» **EXERCISE PROMPT**
Check every line below for the word "TALMONT" and copy each one that has it.

[Dataset entries]

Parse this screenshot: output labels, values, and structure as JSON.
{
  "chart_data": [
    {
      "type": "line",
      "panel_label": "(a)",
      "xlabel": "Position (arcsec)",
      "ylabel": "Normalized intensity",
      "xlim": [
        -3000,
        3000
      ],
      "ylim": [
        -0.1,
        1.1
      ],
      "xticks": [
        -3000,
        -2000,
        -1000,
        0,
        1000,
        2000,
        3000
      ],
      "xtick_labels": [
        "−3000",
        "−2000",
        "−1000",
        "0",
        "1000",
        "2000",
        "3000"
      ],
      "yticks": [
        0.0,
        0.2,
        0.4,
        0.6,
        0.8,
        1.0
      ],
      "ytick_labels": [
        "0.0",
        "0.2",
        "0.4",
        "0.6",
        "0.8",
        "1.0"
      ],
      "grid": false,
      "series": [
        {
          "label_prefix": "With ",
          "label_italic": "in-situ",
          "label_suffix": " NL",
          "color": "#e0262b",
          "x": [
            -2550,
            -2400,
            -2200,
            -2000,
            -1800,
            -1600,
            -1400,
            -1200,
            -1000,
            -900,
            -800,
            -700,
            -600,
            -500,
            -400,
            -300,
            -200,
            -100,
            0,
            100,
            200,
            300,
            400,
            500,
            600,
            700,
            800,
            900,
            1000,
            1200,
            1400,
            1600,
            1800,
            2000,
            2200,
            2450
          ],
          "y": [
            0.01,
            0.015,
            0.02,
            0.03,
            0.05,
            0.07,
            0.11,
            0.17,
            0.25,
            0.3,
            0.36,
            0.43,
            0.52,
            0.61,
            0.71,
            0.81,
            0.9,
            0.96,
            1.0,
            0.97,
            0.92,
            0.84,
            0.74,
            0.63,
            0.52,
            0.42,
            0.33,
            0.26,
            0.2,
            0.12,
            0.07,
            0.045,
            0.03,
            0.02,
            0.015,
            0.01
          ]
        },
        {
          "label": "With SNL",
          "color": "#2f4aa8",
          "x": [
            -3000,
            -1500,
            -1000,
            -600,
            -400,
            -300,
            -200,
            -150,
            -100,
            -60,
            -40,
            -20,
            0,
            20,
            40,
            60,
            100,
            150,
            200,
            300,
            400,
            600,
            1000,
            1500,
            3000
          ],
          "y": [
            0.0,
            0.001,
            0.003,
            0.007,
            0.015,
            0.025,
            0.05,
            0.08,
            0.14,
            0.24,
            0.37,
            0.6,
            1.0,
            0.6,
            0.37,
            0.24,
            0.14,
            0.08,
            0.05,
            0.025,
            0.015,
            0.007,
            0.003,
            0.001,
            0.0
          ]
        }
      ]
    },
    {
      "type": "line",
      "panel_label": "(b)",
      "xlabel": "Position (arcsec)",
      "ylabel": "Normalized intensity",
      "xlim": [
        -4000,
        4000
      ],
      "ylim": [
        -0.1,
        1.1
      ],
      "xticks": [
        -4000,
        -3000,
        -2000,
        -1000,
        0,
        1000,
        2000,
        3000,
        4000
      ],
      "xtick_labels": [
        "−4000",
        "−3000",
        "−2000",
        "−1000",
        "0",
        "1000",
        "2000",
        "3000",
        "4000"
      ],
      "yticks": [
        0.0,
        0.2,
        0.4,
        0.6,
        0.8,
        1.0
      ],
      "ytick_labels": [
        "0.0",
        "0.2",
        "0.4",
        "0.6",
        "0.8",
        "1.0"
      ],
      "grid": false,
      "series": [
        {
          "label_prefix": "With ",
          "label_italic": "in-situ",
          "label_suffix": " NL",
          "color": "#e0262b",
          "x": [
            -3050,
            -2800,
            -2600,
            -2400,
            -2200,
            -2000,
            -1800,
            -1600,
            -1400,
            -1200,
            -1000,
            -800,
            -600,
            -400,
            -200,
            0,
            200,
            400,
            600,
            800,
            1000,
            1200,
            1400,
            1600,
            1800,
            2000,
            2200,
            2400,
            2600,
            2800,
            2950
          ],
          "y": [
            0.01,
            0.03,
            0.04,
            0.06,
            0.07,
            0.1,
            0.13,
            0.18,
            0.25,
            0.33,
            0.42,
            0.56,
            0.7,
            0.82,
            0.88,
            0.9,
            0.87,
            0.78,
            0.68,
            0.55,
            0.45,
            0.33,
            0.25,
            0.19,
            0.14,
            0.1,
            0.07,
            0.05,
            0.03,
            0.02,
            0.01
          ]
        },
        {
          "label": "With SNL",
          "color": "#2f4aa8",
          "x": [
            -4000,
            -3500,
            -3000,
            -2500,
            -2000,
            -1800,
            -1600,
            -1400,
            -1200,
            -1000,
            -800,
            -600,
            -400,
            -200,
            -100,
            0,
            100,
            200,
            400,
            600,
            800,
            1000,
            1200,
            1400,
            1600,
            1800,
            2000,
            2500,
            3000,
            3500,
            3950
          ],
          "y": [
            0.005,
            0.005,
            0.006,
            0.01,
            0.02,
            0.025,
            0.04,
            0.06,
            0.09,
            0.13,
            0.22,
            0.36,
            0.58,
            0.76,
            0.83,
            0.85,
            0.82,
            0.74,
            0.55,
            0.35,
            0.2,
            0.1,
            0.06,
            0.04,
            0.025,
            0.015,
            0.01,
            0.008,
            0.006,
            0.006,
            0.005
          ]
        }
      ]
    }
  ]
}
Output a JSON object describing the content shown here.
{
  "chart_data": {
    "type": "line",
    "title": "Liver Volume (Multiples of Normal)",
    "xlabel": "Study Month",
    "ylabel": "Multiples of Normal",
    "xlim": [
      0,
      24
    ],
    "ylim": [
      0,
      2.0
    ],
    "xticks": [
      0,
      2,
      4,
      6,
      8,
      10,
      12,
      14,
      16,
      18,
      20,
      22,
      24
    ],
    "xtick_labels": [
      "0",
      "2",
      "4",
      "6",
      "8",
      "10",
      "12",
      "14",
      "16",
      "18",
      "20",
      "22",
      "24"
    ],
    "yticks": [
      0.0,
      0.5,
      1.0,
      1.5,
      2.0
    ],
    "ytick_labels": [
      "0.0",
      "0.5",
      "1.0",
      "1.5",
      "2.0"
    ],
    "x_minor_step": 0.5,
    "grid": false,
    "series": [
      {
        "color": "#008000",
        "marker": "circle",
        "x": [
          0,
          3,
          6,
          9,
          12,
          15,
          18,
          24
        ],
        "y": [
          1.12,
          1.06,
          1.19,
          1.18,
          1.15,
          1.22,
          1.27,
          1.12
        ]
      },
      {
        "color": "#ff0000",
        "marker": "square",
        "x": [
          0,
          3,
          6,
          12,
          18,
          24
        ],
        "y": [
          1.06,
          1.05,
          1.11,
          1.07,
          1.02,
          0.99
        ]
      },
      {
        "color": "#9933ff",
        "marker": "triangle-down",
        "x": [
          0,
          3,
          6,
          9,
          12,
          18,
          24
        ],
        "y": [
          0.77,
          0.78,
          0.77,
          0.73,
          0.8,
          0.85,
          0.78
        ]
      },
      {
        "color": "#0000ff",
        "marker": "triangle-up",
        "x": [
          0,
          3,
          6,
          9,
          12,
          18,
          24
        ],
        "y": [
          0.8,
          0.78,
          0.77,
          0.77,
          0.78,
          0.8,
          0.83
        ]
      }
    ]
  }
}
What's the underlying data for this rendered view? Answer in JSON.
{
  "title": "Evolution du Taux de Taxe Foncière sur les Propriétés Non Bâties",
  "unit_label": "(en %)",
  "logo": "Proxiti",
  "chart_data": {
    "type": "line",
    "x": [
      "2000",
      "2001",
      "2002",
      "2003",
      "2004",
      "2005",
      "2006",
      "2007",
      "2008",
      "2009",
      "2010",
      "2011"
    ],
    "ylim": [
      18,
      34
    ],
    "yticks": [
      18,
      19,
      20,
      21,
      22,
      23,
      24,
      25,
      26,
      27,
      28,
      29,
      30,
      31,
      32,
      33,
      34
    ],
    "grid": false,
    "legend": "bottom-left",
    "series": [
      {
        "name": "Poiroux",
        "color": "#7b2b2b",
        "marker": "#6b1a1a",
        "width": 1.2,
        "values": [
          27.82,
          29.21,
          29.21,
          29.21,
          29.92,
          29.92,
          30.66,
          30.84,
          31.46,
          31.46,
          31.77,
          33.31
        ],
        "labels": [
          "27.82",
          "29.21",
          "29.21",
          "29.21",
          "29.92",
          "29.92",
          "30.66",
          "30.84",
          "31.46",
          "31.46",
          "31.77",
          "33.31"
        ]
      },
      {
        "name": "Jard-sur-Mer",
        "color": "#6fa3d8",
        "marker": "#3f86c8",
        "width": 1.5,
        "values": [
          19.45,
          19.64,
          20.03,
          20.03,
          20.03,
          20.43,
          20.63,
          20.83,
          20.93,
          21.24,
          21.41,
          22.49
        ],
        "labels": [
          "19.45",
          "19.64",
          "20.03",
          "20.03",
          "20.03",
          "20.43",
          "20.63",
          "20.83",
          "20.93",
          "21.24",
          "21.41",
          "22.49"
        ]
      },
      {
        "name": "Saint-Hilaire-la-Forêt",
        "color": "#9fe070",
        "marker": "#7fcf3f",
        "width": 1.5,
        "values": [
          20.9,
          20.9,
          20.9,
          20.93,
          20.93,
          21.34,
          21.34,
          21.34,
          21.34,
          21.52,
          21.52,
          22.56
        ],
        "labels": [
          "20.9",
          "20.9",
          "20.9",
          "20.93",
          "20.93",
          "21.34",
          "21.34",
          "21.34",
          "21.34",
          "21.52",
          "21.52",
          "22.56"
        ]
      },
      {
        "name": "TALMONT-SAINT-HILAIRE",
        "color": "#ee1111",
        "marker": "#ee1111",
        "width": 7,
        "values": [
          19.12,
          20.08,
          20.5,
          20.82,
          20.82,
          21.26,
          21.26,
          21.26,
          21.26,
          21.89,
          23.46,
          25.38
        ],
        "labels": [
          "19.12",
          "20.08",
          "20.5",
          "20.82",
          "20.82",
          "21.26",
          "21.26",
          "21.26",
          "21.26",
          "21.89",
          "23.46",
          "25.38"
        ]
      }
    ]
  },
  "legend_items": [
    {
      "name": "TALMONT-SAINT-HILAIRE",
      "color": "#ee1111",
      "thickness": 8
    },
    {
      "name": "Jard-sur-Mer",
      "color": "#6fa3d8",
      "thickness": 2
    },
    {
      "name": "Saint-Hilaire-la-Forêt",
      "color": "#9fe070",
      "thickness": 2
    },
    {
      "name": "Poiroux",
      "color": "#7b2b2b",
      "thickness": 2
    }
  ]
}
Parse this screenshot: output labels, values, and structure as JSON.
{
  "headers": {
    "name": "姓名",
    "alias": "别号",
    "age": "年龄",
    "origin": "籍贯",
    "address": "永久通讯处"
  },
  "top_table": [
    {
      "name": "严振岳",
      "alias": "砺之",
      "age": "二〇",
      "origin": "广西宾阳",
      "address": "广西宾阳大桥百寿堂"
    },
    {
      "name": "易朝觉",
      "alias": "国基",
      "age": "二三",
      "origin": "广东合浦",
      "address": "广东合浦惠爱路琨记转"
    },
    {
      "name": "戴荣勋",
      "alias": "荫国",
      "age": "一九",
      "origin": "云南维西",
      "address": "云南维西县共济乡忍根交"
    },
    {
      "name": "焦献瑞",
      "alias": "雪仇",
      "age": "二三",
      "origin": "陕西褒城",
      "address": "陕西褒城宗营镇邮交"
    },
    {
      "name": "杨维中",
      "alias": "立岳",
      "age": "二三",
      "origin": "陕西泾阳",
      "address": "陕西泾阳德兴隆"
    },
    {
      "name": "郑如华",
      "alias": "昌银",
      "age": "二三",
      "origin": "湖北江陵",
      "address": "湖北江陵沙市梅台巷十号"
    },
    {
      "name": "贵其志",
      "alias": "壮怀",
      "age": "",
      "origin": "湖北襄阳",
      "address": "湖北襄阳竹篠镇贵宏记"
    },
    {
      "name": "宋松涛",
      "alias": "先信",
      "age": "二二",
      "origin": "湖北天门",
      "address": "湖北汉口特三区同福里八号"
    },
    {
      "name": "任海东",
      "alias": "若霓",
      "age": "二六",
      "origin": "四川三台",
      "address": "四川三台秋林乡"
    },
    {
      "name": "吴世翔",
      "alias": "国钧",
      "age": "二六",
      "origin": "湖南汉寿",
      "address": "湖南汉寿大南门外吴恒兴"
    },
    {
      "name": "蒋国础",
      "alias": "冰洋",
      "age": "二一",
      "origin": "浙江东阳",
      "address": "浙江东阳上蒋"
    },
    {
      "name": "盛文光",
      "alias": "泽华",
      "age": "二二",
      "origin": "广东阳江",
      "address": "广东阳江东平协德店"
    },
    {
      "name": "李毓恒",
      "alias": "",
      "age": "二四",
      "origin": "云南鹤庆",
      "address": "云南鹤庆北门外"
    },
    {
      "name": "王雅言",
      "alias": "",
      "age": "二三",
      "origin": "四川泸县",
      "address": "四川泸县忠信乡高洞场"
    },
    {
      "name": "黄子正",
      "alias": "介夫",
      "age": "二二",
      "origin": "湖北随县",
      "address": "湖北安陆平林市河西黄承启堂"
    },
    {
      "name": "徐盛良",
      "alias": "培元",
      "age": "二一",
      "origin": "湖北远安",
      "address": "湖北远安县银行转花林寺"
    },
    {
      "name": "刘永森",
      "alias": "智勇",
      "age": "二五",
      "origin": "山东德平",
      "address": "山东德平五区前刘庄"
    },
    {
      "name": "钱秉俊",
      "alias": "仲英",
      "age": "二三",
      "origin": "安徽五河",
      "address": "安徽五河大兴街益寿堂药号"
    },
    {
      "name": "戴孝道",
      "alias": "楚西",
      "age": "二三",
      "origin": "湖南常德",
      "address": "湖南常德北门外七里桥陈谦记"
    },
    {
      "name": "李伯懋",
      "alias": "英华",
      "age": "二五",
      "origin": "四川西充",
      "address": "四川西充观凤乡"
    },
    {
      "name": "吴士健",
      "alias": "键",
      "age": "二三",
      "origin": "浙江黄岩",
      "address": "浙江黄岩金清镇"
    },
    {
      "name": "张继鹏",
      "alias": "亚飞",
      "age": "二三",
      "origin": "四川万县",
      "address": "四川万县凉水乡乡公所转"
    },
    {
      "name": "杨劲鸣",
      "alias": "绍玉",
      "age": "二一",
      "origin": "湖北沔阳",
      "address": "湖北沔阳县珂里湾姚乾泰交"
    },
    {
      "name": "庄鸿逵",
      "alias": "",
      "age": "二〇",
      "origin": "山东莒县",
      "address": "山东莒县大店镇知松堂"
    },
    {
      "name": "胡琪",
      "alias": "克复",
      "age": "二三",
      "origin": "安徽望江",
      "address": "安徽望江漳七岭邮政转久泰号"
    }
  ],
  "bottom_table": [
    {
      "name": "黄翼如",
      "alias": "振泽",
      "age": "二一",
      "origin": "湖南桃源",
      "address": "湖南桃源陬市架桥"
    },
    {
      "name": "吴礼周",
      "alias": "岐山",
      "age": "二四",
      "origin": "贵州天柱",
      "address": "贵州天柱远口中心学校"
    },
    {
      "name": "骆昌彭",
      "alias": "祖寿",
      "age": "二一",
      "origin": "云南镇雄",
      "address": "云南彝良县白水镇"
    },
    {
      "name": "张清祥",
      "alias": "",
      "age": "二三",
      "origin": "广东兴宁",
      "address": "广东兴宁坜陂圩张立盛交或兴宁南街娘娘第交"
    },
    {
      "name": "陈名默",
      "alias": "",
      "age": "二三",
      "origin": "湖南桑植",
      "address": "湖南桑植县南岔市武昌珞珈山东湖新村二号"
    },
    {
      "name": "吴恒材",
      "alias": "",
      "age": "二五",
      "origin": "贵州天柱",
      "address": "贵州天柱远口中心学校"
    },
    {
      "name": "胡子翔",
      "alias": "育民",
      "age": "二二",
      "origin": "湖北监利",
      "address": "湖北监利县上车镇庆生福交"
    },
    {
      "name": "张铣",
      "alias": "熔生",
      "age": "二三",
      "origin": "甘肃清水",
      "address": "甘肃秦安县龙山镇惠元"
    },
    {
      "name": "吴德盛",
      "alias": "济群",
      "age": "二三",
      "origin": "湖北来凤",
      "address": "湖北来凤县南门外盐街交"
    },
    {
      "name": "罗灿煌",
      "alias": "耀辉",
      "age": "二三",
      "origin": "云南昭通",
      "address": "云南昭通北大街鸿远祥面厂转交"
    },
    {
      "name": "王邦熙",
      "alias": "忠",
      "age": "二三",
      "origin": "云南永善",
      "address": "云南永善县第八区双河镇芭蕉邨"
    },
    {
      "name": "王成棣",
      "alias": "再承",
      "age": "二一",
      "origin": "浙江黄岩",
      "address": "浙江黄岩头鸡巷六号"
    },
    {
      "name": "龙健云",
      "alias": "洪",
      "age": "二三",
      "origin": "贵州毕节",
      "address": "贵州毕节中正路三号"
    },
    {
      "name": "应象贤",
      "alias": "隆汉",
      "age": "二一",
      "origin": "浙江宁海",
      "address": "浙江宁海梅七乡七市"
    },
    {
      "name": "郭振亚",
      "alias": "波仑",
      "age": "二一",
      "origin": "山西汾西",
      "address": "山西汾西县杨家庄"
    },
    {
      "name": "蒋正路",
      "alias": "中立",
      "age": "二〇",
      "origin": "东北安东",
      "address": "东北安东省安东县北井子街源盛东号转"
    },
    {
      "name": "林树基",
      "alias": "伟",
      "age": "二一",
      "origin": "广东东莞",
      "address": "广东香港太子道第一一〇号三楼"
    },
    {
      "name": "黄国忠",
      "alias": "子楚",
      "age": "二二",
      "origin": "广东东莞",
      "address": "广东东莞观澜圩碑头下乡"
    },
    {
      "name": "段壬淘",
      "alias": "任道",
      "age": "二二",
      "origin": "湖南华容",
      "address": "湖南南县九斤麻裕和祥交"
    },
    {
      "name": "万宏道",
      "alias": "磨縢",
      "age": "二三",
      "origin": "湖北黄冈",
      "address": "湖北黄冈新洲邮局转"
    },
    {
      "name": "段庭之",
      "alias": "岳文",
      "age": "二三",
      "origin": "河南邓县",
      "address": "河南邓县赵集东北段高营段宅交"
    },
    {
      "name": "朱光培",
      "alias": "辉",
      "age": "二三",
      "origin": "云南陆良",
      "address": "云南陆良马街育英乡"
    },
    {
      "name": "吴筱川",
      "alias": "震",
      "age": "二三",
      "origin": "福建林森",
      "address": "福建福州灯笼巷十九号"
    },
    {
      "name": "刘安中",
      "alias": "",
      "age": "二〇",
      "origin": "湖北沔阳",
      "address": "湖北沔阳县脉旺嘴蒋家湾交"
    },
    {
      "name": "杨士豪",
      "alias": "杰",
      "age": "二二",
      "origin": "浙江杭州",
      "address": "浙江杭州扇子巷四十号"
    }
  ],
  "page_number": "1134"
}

» **THE OUTPUT**
        "name": "TALMONT-SAINT-HILAIRE",
      "name": "TALMONT-SAINT-HILAIRE",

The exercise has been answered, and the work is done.